WHAT IS ASKED: Emit the entire listing verbatim.

START GIVEN RECORDS

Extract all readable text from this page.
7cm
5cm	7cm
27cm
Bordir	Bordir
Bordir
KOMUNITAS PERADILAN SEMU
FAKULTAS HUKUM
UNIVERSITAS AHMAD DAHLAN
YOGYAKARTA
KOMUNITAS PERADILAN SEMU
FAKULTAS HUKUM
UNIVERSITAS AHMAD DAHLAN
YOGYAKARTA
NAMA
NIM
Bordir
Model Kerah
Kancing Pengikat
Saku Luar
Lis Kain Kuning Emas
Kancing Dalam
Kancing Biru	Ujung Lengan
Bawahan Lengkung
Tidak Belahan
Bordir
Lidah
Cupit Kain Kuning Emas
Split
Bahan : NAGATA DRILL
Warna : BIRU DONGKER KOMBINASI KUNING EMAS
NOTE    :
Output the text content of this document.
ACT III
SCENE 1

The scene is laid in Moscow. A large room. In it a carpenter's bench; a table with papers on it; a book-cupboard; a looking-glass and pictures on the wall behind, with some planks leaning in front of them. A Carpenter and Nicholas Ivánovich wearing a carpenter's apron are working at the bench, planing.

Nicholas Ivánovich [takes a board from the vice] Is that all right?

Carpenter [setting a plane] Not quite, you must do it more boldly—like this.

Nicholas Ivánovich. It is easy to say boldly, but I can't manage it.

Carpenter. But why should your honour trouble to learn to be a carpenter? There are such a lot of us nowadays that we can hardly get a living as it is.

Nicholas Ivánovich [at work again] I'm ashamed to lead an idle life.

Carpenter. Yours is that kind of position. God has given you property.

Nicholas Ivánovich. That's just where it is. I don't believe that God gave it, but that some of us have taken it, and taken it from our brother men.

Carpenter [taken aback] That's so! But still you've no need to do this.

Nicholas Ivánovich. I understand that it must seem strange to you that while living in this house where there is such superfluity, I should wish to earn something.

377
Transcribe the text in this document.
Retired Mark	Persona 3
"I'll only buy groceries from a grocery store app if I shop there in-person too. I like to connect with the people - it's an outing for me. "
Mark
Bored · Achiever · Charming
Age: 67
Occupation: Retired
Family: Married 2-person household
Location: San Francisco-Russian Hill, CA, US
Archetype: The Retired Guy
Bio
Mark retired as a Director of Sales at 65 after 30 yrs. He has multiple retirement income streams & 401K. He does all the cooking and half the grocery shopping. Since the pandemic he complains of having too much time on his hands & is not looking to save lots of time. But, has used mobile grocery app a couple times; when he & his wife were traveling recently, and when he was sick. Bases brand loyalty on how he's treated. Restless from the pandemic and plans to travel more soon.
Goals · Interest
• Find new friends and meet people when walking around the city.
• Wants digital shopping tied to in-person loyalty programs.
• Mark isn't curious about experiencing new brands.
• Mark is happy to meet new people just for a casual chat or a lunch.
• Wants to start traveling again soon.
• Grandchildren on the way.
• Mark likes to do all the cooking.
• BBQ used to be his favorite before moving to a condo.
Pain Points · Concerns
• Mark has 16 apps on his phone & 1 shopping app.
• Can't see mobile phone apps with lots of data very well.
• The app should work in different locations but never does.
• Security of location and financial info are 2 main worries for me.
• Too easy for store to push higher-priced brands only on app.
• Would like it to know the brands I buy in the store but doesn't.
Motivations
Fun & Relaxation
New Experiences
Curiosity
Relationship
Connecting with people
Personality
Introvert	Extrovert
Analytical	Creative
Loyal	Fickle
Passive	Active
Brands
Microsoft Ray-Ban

END GIVEN RECORDS

REPLY:
Extract all readable text from this page.
7cm
5cm	7cm
27cm
Bordir	Bordir
Bordir
KOMUNITAS PERADILAN SEMU
FAKULTAS HUKUM
UNIVERSITAS AHMAD DAHLAN
YOGYAKARTA
KOMUNITAS PERADILAN SEMU
FAKULTAS HUKUM
UNIVERSITAS AHMAD DAHLAN
YOGYAKARTA
NAMA
NIM
Bordir
Model Kerah
Kancing Pengikat
Saku Luar
Lis Kain Kuning Emas
Kancing Dalam
Kancing Biru	Ujung Lengan
Bawahan Lengkung
Tidak Belahan
Bordir
Lidah
Cupit Kain Kuning Emas
Split
Bahan : NAGATA DRILL
Warna : BIRU DONGKER KOMBINASI KUNING EMAS
NOTE    :
Output the text content of this document.
ACT III
SCENE 1

The scene is laid in Moscow. A large room. In it a carpenter's bench; a table with papers on it; a book-cupboard; a looking-glass and pictures on the wall behind, with some planks leaning in front of them. A Carpenter and Nicholas Ivánovich wearing a carpenter's apron are working at the bench, planing.

Nicholas Ivánovich [takes a board from the vice] Is that all right?

Carpenter [setting a plane] Not quite, you must do it more boldly—like this.

Nicholas Ivánovich. It is easy to say boldly, but I can't manage it.

Carpenter. But why should your honour trouble to learn to be a carpenter? There are such a lot of us nowadays that we can hardly get a living as it is.

Nicholas Ivánovich [at work again] I'm ashamed to lead an idle life.

Carpenter. Yours is that kind of position. God has given you property.

Nicholas Ivánovich. That's just where it is. I don't believe that God gave it, but that some of us have taken it, and taken it from our brother men.

Carpenter [taken aback] That's so! But still you've no need to do this.

Nicholas Ivánovich. I understand that it must seem strange to you that while living in this house where there is such superfluity, I should wish to earn something.

377
Transcribe the text in this document.
Retired Mark	Persona 3
"I'll only buy groceries from a grocery store app if I shop there in-person too. I like to connect with the people - it's an outing for me. "
Mark
Bored · Achiever · Charming
Age: 67
Occupation: Retired
Family: Married 2-person household
Location: San Francisco-Russian Hill, CA, US
Archetype: The Retired Guy
Bio
Mark retired as a Director of Sales at 65 after 30 yrs. He has multiple retirement income streams & 401K. He does all the cooking and half the grocery shopping. Since the pandemic he complains of having too much time on his hands & is not looking to save lots of time. But, has used mobile grocery app a couple times; when he & his wife were traveling recently, and when he was sick. Bases brand loyalty on how he's treated. Restless from the pandemic and plans to travel more soon.
Goals · Interest
• Find new friends and meet people when walking around the city.
• Wants digital shopping tied to in-person loyalty programs.
• Mark isn't curious about experiencing new brands.
• Mark is happy to meet new people just for a casual chat or a lunch.
• Wants to start traveling again soon.
• Grandchildren on the way.
• Mark likes to do all the cooking.
• BBQ used to be his favorite before moving to a condo.
Pain Points · Concerns
• Mark has 16 apps on his phone & 1 shopping app.
• Can't see mobile phone apps with lots of data very well.
• The app should work in different locations but never does.
• Security of location and financial info are 2 main worries for me.
• Too easy for store to push higher-priced brands only on app.
• Would like it to know the brands I buy in the store but doesn't.
Motivations
Fun & Relaxation
New Experiences
Curiosity
Relationship
Connecting with people
Personality
Introvert	Extrovert
Analytical	Creative
Loyal	Fickle
Passive	Active
Brands
Microsoft Ray-Ban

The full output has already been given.